### Exercise prompt
Collect every line that includes the string "已知集合".

### Task input
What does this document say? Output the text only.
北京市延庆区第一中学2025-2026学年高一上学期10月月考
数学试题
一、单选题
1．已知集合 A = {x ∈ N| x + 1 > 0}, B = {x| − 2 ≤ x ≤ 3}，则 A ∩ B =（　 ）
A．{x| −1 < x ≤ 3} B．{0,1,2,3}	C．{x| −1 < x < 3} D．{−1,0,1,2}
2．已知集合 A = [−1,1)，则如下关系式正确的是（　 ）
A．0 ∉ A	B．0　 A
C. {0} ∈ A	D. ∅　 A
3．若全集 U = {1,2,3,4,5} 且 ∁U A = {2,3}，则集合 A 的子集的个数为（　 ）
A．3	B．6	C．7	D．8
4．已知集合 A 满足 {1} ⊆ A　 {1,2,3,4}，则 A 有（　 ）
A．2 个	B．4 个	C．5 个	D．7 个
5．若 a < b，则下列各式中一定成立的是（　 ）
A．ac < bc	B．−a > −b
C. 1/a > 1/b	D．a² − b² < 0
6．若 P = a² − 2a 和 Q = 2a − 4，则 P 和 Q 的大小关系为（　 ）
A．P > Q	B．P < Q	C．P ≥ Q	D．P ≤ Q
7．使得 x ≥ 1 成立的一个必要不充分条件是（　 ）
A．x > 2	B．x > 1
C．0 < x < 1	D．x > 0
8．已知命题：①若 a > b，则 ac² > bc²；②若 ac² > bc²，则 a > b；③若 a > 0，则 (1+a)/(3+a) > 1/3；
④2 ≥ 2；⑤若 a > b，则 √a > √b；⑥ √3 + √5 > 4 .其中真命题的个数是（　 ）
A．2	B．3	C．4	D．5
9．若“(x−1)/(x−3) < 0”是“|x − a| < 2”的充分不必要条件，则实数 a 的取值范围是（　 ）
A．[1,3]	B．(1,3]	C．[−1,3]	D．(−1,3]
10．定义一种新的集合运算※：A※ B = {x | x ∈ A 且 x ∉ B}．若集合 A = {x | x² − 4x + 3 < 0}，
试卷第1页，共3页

### Full output
1．已知集合 A = {x ∈ N| x + 1 > 0}, B = {x| − 2 ≤ x ≤ 3}，则 A ∩ B =（　 ）
2．已知集合 A = [−1,1)，则如下关系式正确的是（　 ）
4．已知集合 A 满足 {1} ⊆ A　 {1,2,3,4}，则 A 有（　 ）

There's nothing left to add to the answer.